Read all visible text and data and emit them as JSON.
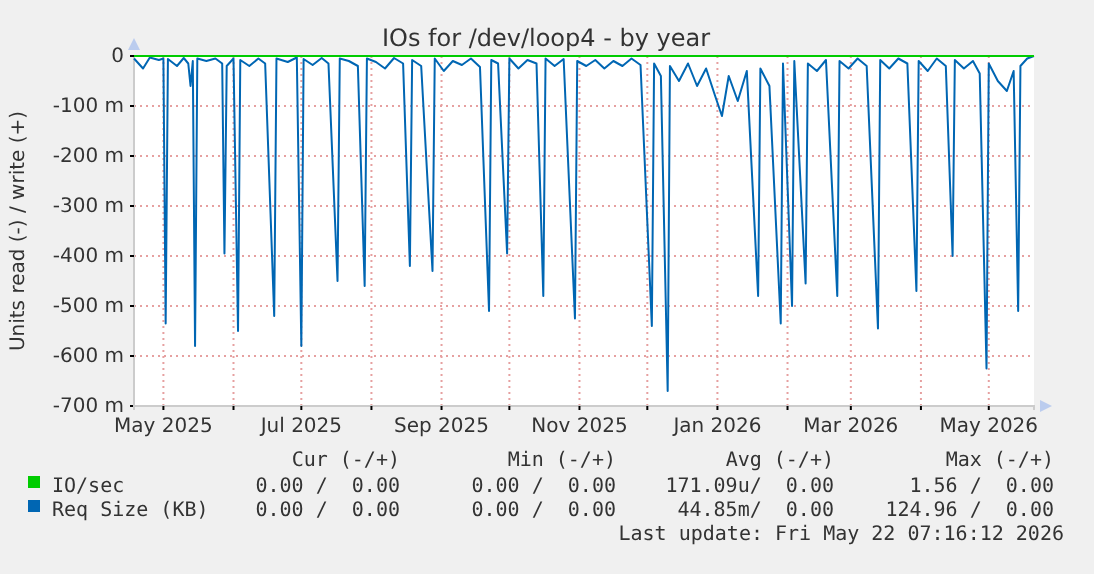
{
  "chart_data": {
    "type": "line",
    "title": "IOs for /dev/loop4 - by year",
    "ylabel": "Units read (-) / write (+)",
    "xlim": [
      "2025-04-18",
      "2026-05-21"
    ],
    "xticks": [
      {
        "value": "2025-05-01",
        "label": "May 2025"
      },
      {
        "value": "2025-06-01",
        "label": null
      },
      {
        "value": "2025-07-01",
        "label": "Jul 2025"
      },
      {
        "value": "2025-08-01",
        "label": null
      },
      {
        "value": "2025-09-01",
        "label": "Sep 2025"
      },
      {
        "value": "2025-10-01",
        "label": null
      },
      {
        "value": "2025-11-01",
        "label": "Nov 2025"
      },
      {
        "value": "2025-12-01",
        "label": null
      },
      {
        "value": "2026-01-01",
        "label": "Jan 2026"
      },
      {
        "value": "2026-02-01",
        "label": null
      },
      {
        "value": "2026-03-01",
        "label": "Mar 2026"
      },
      {
        "value": "2026-04-01",
        "label": null
      },
      {
        "value": "2026-05-01",
        "label": "May 2026"
      }
    ],
    "ylim": [
      -700,
      0
    ],
    "yticks": [
      0,
      {
        "value": -100,
        "label": "-100 m"
      },
      {
        "value": -200,
        "label": "-200 m"
      },
      {
        "value": -300,
        "label": "-300 m"
      },
      {
        "value": -400,
        "label": "-400 m"
      },
      {
        "value": -500,
        "label": "-500 m"
      },
      {
        "value": -600,
        "label": "-600 m"
      },
      {
        "value": -700,
        "label": "-700 m"
      }
    ],
    "grid": true,
    "legend": "bottom",
    "series": [
      {
        "name": "IO/sec",
        "color": "#00cc00",
        "x": [
          "2025-04-18",
          "2026-05-21"
        ],
        "values": [
          0,
          0
        ]
      },
      {
        "name": "Req Size (KB)",
        "color": "#0066b3",
        "x": [
          "2025-04-18",
          "2025-04-22",
          "2025-04-25",
          "2025-04-29",
          "2025-05-01",
          "2025-05-02",
          "2025-05-03",
          "2025-05-07",
          "2025-05-10",
          "2025-05-12",
          "2025-05-13",
          "2025-05-14",
          "2025-05-15",
          "2025-05-16",
          "2025-05-20",
          "2025-05-24",
          "2025-05-27",
          "2025-05-28",
          "2025-05-29",
          "2025-06-01",
          "2025-06-03",
          "2025-06-04",
          "2025-06-08",
          "2025-06-12",
          "2025-06-15",
          "2025-06-19",
          "2025-06-20",
          "2025-06-25",
          "2025-06-29",
          "2025-07-01",
          "2025-07-02",
          "2025-07-06",
          "2025-07-10",
          "2025-07-13",
          "2025-07-17",
          "2025-07-18",
          "2025-07-22",
          "2025-07-26",
          "2025-07-29",
          "2025-07-30",
          "2025-08-03",
          "2025-08-07",
          "2025-08-11",
          "2025-08-15",
          "2025-08-18",
          "2025-08-19",
          "2025-08-23",
          "2025-08-28",
          "2025-08-29",
          "2025-09-02",
          "2025-09-06",
          "2025-09-10",
          "2025-09-14",
          "2025-09-18",
          "2025-09-22",
          "2025-09-23",
          "2025-09-26",
          "2025-09-30",
          "2025-10-01",
          "2025-10-05",
          "2025-10-09",
          "2025-10-13",
          "2025-10-16",
          "2025-10-17",
          "2025-10-21",
          "2025-10-25",
          "2025-10-30",
          "2025-10-31",
          "2025-11-04",
          "2025-11-08",
          "2025-11-12",
          "2025-11-16",
          "2025-11-20",
          "2025-11-24",
          "2025-11-28",
          "2025-12-03",
          "2025-12-04",
          "2025-12-07",
          "2025-12-10",
          "2025-12-11",
          "2025-12-15",
          "2025-12-19",
          "2025-12-23",
          "2025-12-27",
          "2025-12-31",
          "2026-01-03",
          "2026-01-06",
          "2026-01-10",
          "2026-01-14",
          "2026-01-19",
          "2026-01-20",
          "2026-01-24",
          "2026-01-29",
          "2026-01-30",
          "2026-02-03",
          "2026-02-04",
          "2026-02-09",
          "2026-02-10",
          "2026-02-14",
          "2026-02-18",
          "2026-02-23",
          "2026-02-24",
          "2026-02-28",
          "2026-03-04",
          "2026-03-08",
          "2026-03-13",
          "2026-03-14",
          "2026-03-18",
          "2026-03-22",
          "2026-03-26",
          "2026-03-30",
          "2026-03-31",
          "2026-04-04",
          "2026-04-08",
          "2026-04-12",
          "2026-04-15",
          "2026-04-16",
          "2026-04-20",
          "2026-04-24",
          "2026-04-27",
          "2026-04-30",
          "2026-05-01",
          "2026-05-05",
          "2026-05-09",
          "2026-05-12",
          "2026-05-14",
          "2026-05-15",
          "2026-05-18",
          "2026-05-21"
        ],
        "values": [
          -5,
          -25,
          -3,
          -8,
          -5,
          -535,
          -6,
          -20,
          -4,
          -15,
          -60,
          -10,
          -580,
          -5,
          -10,
          -5,
          -15,
          -395,
          -20,
          -5,
          -550,
          -8,
          -20,
          -5,
          -15,
          -520,
          -5,
          -12,
          -3,
          -580,
          -6,
          -18,
          -4,
          -15,
          -450,
          -5,
          -10,
          -20,
          -460,
          -5,
          -12,
          -25,
          -4,
          -15,
          -420,
          -8,
          -20,
          -430,
          -5,
          -30,
          -10,
          -18,
          -5,
          -22,
          -510,
          -8,
          -15,
          -395,
          -5,
          -25,
          -8,
          -15,
          -480,
          -5,
          -20,
          -6,
          -525,
          -10,
          -20,
          -8,
          -25,
          -10,
          -20,
          -5,
          -18,
          -540,
          -15,
          -40,
          -670,
          -20,
          -50,
          -15,
          -60,
          -25,
          -80,
          -120,
          -40,
          -90,
          -30,
          -480,
          -25,
          -60,
          -535,
          -15,
          -500,
          -10,
          -455,
          -15,
          -30,
          -8,
          -480,
          -10,
          -25,
          -5,
          -20,
          -545,
          -8,
          -25,
          -5,
          -15,
          -470,
          -10,
          -30,
          -5,
          -20,
          -400,
          -8,
          -25,
          -10,
          -35,
          -625,
          -15,
          -50,
          -70,
          -30,
          -510,
          -20,
          -5,
          0
        ]
      }
    ],
    "annotations": [
      "Cur (-/+)",
      "Min (-/+)",
      "Avg (-/+)",
      "Max (-/+)",
      "0.00 /  0.00",
      "0.00 /  0.00",
      "171.09u/  0.00",
      "1.56 /  0.00",
      "0.00 /  0.00",
      "0.00 /  0.00",
      "44.85m/  0.00",
      "124.96 /  0.00",
      "Last update: Fri May 22 07:16:12 2026"
    ]
  }
}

===

Quote each entry above verbatim and drop the pictures.

Read all visible text and data and emit them as JSON.
{
  "chart_data": {
    "type": "line",
    "title": "IOs for /dev/loop4 - by year",
    "ylabel": "Units read (-) / write (+)",
    "xlim": [
      "2025-04-18",
      "2026-05-21"
    ],
    "xticks": [
      {
        "value": "2025-05-01",
        "label": "May 2025"
      },
      {
        "value": "2025-06-01",
        "label": null
      },
      {
        "value": "2025-07-01",
        "label": "Jul 2025"
      },
      {
        "value": "2025-08-01",
        "label": null
      },
      {
        "value": "2025-09-01",
        "label": "Sep 2025"
      },
      {
        "value": "2025-10-01",
        "label": null
      },
      {
        "value": "2025-11-01",
        "label": "Nov 2025"
      },
      {
        "value": "2025-12-01",
        "label": null
      },
      {
        "value": "2026-01-01",
        "label": "Jan 2026"
      },
      {
        "value": "2026-02-01",
        "label": null
      },
      {
        "value": "2026-03-01",
        "label": "Mar 2026"
      },
      {
        "value": "2026-04-01",
        "label": null
      },
      {
        "value": "2026-05-01",
        "label": "May 2026"
      }
    ],
    "ylim": [
      -700,
      0
    ],
    "yticks": [
      0,
      {
        "value": -100,
        "label": "-100 m"
      },
      {
        "value": -200,
        "label": "-200 m"
      },
      {
        "value": -300,
        "label": "-300 m"
      },
      {
        "value": -400,
        "label": "-400 m"
      },
      {
        "value": -500,
        "label": "-500 m"
      },
      {
        "value": -600,
        "label": "-600 m"
      },
      {
        "value": -700,
        "label": "-700 m"
      }
    ],
    "grid": true,
    "legend": "bottom",
    "series": [
      {
        "name": "IO/sec",
        "color": "#00cc00",
        "x": [
          "2025-04-18",
          "2026-05-21"
        ],
        "values": [
          0,
          0
        ]
      },
      {
        "name": "Req Size (KB)",
        "color": "#0066b3",
        "x": [
          "2025-04-18",
          "2025-04-22",
          "2025-04-25",
          "2025-04-29",
          "2025-05-01",
          "2025-05-02",
          "2025-05-03",
          "2025-05-07",
          "2025-05-10",
          "2025-05-12",
          "2025-05-13",
          "2025-05-14",
          "2025-05-15",
          "2025-05-16",
          "2025-05-20",
          "2025-05-24",
          "2025-05-27",
          "2025-05-28",
          "2025-05-29",
          "2025-06-01",
          "2025-06-03",
          "2025-06-04",
          "2025-06-08",
          "2025-06-12",
          "2025-06-15",
          "2025-06-19",
          "2025-06-20",
          "2025-06-25",
          "2025-06-29",
          "2025-07-01",
          "2025-07-02",
          "2025-07-06",
          "2025-07-10",
          "2025-07-13",
          "2025-07-17",
          "2025-07-18",
          "2025-07-22",
          "2025-07-26",
          "2025-07-29",
          "2025-07-30",
          "2025-08-03",
          "2025-08-07",
          "2025-08-11",
          "2025-08-15",
          "2025-08-18",
          "2025-08-19",
          "2025-08-23",
          "2025-08-28",
          "2025-08-29",
          "2025-09-02",
          "2025-09-06",
          "2025-09-10",
          "2025-09-14",
          "2025-09-18",
          "2025-09-22",
          "2025-09-23",
          "2025-09-26",
          "2025-09-30",
          "2025-10-01",
          "2025-10-05",
          "2025-10-09",
          "2025-10-13",
          "2025-10-16",
          "2025-10-17",
          "2025-10-21",
          "2025-10-25",
          "2025-10-30",
          "2025-10-31",
          "2025-11-04",
          "2025-11-08",
          "2025-11-12",
          "2025-11-16",
          "2025-11-20",
          "2025-11-24",
          "2025-11-28",
          "2025-12-03",
          "2025-12-04",
          "2025-12-07",
          "2025-12-10",
          "2025-12-11",
          "2025-12-15",
          "2025-12-19",
          "2025-12-23",
          "2025-12-27",
          "2025-12-31",
          "2026-01-03",
          "2026-01-06",
          "2026-01-10",
          "2026-01-14",
          "2026-01-19",
          "2026-01-20",
          "2026-01-24",
          "2026-01-29",
          "2026-01-30",
          "2026-02-03",
          "2026-02-04",
          "2026-02-09",
          "2026-02-10",
          "2026-02-14",
          "2026-02-18",
          "2026-02-23",
          "2026-02-24",
          "2026-02-28",
          "2026-03-04",
          "2026-03-08",
          "2026-03-13",
          "2026-03-14",
          "2026-03-18",
          "2026-03-22",
          "2026-03-26",
          "2026-03-30",
          "2026-03-31",
          "2026-04-04",
          "2026-04-08",
          "2026-04-12",
          "2026-04-15",
          "2026-04-16",
          "2026-04-20",
          "2026-04-24",
          "2026-04-27",
          "2026-04-30",
          "2026-05-01",
          "2026-05-05",
          "2026-05-09",
          "2026-05-12",
          "2026-05-14",
          "2026-05-15",
          "2026-05-18",
          "2026-05-21"
        ],
        "values": [
          -5,
          -25,
          -3,
          -8,
          -5,
          -535,
          -6,
          -20,
          -4,
          -15,
          -60,
          -10,
          -580,
          -5,
          -10,
          -5,
          -15,
          -395,
          -20,
          -5,
          -550,
          -8,
          -20,
          -5,
          -15,
          -520,
          -5,
          -12,
          -3,
          -580,
          -6,
          -18,
          -4,
          -15,
          -450,
          -5,
          -10,
          -20,
          -460,
          -5,
          -12,
          -25,
          -4,
          -15,
          -420,
          -8,
          -20,
          -430,
          -5,
          -30,
          -10,
          -18,
          -5,
          -22,
          -510,
          -8,
          -15,
          -395,
          -5,
          -25,
          -8,
          -15,
          -480,
          -5,
          -20,
          -6,
          -525,
          -10,
          -20,
          -8,
          -25,
          -10,
          -20,
          -5,
          -18,
          -540,
          -15,
          -40,
          -670,
          -20,
          -50,
          -15,
          -60,
          -25,
          -80,
          -120,
          -40,
          -90,
          -30,
          -480,
          -25,
          -60,
          -535,
          -15,
          -500,
          -10,
          -455,
          -15,
          -30,
          -8,
          -480,
          -10,
          -25,
          -5,
          -20,
          -545,
          -8,
          -25,
          -5,
          -15,
          -470,
          -10,
          -30,
          -5,
          -20,
          -400,
          -8,
          -25,
          -10,
          -35,
          -625,
          -15,
          -50,
          -70,
          -30,
          -510,
          -20,
          -5,
          0
        ]
      }
    ],
    "annotations": [
      "Cur (-/+)",
      "Min (-/+)",
      "Avg (-/+)",
      "Max (-/+)",
      "0.00 /  0.00",
      "0.00 /  0.00",
      "171.09u/  0.00",
      "1.56 /  0.00",
      "0.00 /  0.00",
      "0.00 /  0.00",
      "44.85m/  0.00",
      "124.96 /  0.00",
      "Last update: Fri May 22 07:16:12 2026"
    ]
  }
}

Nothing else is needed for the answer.